*Raw data*:
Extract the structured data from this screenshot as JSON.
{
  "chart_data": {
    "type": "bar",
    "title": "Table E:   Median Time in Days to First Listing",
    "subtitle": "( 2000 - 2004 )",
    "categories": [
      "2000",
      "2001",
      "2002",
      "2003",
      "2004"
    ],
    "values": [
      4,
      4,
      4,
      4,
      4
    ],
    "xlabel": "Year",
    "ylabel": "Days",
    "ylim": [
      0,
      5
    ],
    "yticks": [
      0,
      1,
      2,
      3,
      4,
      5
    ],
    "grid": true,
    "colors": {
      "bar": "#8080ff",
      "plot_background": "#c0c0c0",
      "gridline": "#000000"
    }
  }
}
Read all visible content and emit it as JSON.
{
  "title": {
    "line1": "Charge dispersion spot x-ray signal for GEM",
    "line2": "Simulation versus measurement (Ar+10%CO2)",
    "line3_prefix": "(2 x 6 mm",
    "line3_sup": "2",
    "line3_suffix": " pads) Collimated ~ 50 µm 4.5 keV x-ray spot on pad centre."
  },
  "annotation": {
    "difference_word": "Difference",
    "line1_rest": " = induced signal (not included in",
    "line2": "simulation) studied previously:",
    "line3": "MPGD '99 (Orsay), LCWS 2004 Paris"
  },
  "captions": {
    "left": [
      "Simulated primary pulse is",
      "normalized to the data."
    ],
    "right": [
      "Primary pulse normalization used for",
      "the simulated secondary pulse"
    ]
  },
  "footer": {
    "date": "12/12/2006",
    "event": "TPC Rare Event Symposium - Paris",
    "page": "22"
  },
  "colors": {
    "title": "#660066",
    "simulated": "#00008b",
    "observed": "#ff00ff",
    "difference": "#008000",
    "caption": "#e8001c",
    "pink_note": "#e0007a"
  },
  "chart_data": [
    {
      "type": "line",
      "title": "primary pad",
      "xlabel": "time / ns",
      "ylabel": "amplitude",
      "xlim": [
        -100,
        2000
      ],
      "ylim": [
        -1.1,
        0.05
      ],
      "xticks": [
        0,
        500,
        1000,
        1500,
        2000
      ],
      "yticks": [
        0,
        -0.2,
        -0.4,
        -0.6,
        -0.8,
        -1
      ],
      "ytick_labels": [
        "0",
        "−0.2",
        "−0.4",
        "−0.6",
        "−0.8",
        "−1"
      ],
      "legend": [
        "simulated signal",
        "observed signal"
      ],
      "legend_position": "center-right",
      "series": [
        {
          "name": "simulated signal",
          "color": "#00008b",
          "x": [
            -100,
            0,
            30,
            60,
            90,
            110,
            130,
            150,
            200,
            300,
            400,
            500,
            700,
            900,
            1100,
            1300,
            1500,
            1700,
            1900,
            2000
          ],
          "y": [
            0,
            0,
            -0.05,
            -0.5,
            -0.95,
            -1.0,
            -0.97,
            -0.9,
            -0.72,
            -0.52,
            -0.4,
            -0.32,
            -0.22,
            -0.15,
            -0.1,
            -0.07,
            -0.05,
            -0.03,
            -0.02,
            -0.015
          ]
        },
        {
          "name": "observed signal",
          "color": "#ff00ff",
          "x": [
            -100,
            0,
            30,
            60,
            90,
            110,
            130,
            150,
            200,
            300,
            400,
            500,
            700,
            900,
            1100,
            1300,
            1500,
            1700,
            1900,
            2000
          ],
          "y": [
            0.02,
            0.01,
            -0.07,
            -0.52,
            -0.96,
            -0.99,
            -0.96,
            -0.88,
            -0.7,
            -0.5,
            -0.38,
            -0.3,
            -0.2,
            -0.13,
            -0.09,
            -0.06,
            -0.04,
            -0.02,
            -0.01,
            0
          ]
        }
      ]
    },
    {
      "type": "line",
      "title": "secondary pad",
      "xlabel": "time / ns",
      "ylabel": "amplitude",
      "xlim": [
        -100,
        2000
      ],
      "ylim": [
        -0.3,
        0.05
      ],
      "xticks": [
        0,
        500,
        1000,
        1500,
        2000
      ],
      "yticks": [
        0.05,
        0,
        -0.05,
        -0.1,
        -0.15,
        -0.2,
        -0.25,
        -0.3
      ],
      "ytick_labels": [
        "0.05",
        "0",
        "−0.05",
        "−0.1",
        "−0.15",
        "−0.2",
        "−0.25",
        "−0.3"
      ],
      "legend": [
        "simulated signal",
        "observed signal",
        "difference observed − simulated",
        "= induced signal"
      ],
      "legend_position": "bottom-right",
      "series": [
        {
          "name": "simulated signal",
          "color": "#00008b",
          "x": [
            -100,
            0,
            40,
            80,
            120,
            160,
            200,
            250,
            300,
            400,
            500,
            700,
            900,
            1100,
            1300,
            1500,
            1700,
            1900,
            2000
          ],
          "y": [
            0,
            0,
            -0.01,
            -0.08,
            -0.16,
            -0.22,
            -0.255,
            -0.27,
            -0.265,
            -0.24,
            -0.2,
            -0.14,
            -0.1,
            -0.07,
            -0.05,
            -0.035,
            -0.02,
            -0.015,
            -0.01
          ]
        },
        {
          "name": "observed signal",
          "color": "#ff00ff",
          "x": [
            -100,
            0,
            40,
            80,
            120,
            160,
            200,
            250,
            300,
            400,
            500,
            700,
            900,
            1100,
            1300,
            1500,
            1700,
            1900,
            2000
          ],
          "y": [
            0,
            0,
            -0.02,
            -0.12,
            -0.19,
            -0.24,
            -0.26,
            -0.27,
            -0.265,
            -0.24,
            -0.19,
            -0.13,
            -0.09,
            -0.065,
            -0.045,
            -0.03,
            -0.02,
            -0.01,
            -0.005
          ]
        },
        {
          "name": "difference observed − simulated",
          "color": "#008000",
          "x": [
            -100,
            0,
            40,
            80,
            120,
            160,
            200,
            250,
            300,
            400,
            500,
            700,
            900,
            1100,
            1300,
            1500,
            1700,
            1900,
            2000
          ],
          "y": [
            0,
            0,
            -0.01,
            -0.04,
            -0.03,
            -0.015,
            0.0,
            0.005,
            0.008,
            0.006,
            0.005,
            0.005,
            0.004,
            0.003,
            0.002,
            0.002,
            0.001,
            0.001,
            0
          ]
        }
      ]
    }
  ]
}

*Task prompt*: Identify each line holding the string "spot", and copy it out.

*Reply to the exercise*:
    "line1": "Charge dispersion spot x-ray signal for GEM",
    "line3_suffix": " pads) Collimated ~ 50 µm 4.5 keV x-ray spot on pad centre."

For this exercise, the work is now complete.